Pull out every line below containing the word "screenshot".

[Saved data entries]
■ ■ ■ ■ ■ ■ ■

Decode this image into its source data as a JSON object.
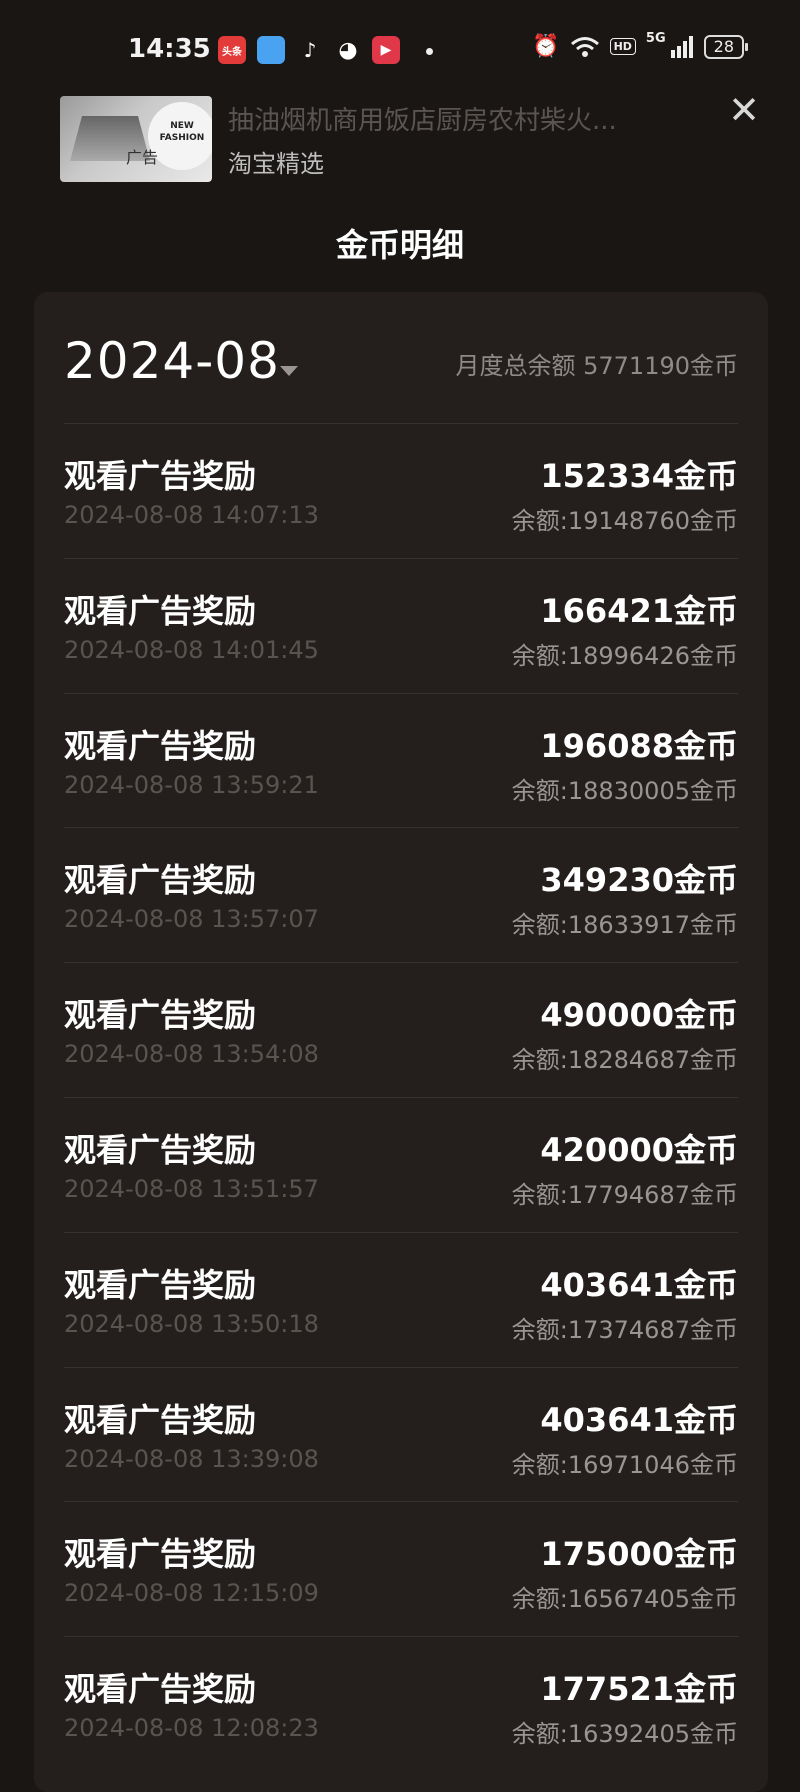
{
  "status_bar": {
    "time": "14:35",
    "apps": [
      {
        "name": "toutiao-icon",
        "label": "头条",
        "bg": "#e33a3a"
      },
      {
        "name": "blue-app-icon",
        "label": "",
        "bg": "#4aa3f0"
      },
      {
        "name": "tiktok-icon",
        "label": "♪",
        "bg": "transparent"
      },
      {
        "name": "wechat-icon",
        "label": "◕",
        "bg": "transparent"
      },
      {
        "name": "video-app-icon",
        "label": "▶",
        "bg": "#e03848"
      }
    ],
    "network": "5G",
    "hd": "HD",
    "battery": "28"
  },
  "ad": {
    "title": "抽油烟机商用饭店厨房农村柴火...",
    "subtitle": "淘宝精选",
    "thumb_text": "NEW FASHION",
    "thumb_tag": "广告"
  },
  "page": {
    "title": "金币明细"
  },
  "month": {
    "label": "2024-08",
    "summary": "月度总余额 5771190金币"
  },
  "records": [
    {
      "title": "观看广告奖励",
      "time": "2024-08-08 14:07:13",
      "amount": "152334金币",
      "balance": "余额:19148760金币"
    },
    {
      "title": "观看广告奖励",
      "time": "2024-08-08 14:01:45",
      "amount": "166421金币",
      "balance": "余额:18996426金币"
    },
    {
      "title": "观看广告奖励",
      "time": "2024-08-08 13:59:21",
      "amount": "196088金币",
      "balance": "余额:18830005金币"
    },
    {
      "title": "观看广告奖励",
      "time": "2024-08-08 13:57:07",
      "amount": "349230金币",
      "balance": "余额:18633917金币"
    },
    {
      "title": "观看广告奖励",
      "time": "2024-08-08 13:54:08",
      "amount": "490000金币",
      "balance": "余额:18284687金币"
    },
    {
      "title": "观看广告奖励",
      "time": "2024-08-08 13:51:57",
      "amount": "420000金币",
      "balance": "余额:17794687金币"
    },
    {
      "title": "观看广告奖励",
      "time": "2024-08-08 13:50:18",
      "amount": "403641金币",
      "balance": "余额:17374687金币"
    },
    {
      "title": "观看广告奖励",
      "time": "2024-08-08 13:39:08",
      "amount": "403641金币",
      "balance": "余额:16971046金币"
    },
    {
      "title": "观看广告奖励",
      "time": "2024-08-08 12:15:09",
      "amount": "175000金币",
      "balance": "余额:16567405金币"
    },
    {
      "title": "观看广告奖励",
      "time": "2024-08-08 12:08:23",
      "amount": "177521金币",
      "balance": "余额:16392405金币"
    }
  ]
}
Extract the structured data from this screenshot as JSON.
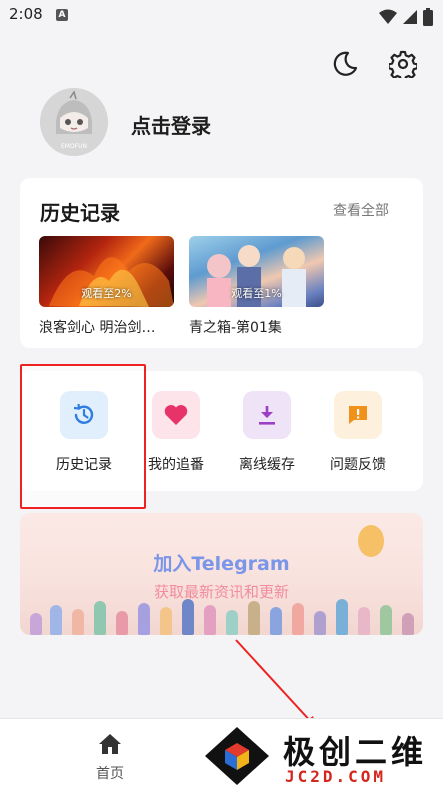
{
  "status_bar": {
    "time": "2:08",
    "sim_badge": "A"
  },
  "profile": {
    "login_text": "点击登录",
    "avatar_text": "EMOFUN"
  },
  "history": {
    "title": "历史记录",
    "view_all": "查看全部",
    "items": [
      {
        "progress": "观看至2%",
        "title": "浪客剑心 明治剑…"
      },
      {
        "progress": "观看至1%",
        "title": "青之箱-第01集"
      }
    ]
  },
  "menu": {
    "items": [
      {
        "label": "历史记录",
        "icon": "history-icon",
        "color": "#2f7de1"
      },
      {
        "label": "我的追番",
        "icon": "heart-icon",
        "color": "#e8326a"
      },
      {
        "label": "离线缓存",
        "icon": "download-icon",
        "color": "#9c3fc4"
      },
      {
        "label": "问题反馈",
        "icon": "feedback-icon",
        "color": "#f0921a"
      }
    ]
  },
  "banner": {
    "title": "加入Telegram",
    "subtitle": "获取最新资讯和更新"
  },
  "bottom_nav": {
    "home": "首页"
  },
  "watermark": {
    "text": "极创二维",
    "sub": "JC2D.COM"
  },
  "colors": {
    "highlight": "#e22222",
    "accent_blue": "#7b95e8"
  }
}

■ ■ ■ ■ ■ ■ ■

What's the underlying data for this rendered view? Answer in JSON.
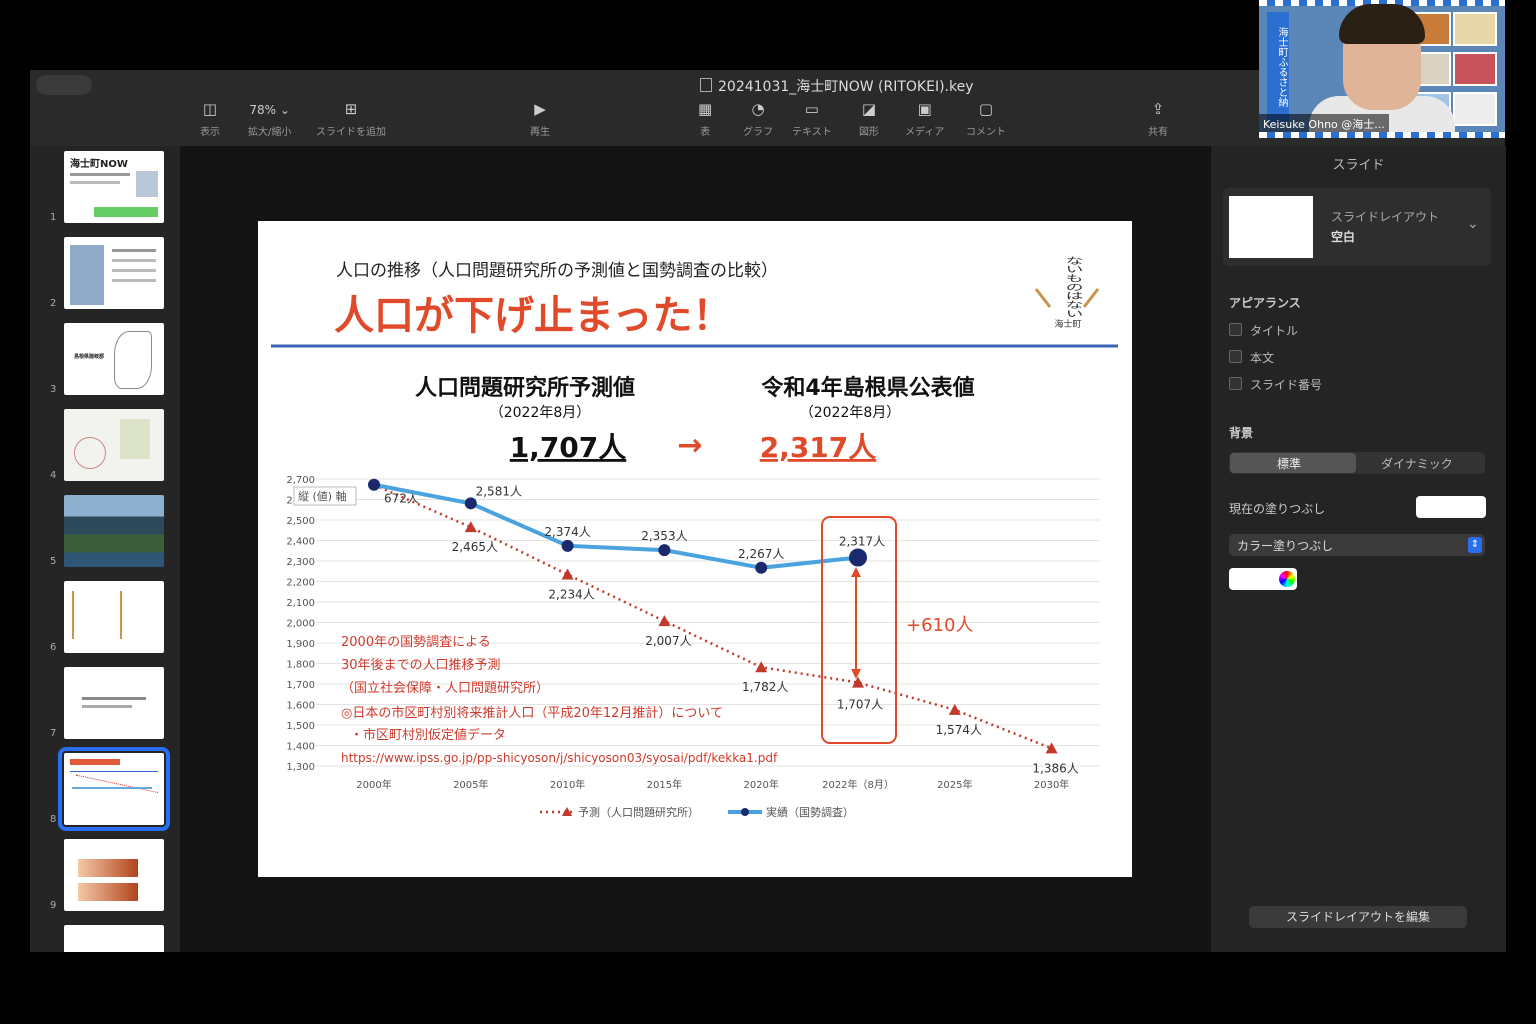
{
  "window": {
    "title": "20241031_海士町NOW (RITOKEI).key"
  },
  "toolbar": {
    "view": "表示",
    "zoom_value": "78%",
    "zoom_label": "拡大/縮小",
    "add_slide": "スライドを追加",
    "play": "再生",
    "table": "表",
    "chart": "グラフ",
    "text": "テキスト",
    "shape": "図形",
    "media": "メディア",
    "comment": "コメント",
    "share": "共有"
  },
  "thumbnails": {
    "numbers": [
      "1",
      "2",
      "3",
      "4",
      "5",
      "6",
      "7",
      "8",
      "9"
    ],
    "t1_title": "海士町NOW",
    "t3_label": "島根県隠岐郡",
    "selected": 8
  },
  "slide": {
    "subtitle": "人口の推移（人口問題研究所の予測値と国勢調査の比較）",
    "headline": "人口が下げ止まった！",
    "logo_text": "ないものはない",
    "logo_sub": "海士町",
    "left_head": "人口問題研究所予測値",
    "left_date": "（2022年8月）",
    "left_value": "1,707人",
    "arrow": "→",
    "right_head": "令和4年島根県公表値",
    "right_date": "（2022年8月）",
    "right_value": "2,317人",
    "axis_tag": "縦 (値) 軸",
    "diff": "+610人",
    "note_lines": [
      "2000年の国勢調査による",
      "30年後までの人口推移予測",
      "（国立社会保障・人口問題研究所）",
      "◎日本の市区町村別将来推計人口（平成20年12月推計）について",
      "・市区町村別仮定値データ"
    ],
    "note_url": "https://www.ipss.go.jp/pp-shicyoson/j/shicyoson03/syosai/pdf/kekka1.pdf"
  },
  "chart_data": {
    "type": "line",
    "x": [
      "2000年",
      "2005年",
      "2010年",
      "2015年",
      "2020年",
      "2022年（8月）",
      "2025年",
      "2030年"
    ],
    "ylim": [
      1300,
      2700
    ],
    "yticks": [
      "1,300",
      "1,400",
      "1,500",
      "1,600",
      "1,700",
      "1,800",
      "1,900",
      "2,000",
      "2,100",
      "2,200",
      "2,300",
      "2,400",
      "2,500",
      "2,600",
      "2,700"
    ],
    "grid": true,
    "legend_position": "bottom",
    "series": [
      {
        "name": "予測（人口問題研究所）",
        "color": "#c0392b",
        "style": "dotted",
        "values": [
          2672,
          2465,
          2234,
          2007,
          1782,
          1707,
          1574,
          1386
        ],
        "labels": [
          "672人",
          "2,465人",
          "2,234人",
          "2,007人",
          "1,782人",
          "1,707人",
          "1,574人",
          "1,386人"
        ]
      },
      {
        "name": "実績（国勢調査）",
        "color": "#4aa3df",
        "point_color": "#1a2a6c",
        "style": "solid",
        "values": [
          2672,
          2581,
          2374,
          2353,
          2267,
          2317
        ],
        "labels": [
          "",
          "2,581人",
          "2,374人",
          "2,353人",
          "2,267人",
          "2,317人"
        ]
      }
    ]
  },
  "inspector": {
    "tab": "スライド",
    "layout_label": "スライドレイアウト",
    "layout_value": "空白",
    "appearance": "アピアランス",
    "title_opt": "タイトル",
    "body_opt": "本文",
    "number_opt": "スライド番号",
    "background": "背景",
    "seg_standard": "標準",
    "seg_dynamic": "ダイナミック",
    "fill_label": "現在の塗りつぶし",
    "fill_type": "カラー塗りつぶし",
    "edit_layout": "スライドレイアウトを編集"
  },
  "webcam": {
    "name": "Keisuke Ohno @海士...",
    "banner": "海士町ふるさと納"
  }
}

■ ■ ■ ■ ■ ■ ■

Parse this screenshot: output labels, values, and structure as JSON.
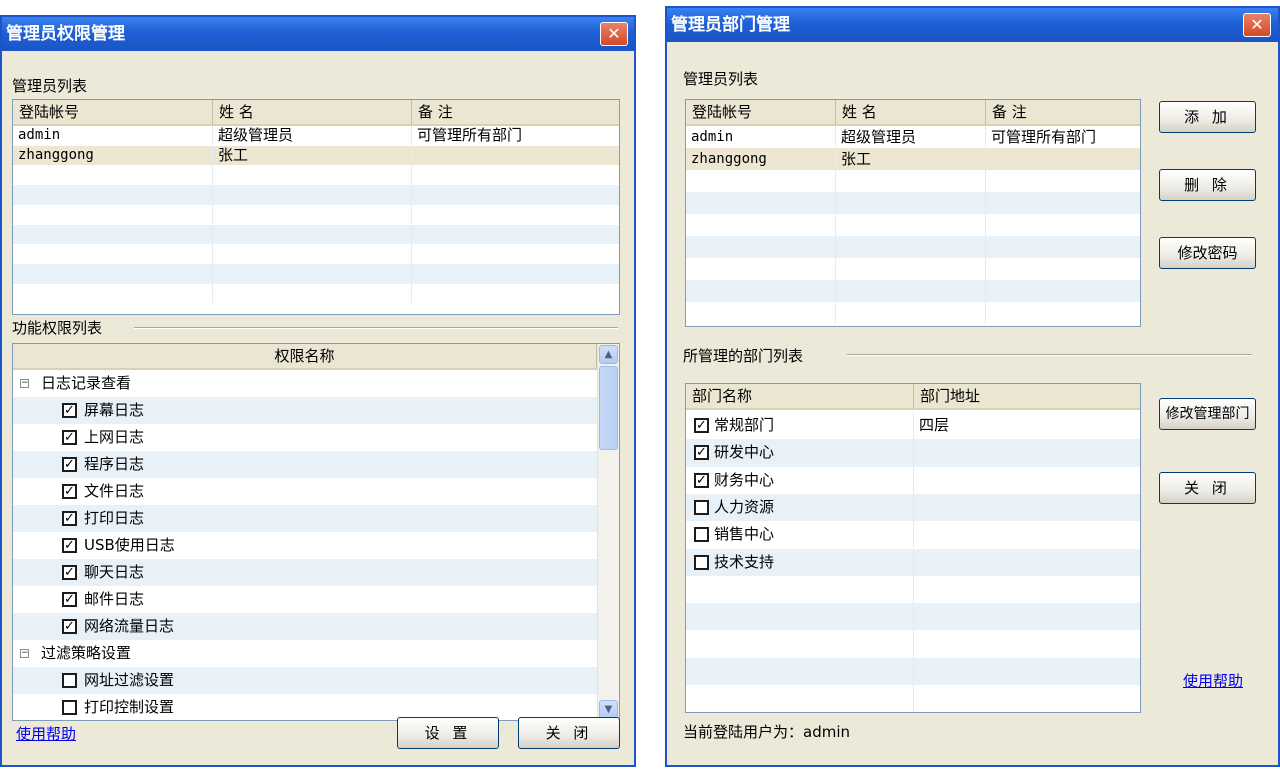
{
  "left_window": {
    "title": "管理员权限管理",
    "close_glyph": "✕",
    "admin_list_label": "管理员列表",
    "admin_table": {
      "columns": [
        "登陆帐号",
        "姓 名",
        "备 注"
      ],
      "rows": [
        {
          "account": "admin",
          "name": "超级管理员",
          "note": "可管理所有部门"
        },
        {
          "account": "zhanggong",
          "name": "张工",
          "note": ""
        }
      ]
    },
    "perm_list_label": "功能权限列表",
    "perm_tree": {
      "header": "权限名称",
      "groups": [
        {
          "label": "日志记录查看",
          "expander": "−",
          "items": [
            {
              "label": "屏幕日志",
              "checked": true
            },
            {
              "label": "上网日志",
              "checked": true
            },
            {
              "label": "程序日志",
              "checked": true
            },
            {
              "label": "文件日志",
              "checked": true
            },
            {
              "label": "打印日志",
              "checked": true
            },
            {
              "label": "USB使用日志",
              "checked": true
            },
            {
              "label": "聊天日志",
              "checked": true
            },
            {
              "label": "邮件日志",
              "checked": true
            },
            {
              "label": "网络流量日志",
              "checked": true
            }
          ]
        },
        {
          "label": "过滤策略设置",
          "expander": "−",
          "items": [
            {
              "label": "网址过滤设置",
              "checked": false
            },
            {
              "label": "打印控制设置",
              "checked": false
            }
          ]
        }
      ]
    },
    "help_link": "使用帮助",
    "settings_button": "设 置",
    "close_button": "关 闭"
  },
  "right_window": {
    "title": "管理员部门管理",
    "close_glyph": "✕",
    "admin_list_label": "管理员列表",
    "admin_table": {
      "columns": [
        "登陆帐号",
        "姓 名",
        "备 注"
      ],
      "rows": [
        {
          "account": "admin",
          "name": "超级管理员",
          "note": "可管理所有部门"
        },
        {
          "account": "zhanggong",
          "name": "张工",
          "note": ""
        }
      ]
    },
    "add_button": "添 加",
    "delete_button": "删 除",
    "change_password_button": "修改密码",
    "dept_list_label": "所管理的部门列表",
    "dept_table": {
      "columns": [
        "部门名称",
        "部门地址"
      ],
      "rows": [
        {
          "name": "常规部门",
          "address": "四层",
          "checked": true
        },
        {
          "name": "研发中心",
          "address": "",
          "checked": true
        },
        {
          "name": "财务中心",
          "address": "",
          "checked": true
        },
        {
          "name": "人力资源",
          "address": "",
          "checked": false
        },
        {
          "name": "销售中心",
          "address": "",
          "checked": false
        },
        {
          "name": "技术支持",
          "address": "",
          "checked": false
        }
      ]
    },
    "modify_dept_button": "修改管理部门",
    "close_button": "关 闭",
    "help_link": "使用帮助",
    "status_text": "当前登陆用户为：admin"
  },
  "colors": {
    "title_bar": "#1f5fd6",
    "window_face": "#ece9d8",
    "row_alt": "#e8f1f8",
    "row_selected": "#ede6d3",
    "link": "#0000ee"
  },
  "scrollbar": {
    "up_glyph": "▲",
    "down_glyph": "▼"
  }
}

■ ■ ■ ■ ■ ■ ■

_The solution_.
Extract the structured data from this screenshot as JSON.
Parse this screenshot: output labels, values, and structure as JSON.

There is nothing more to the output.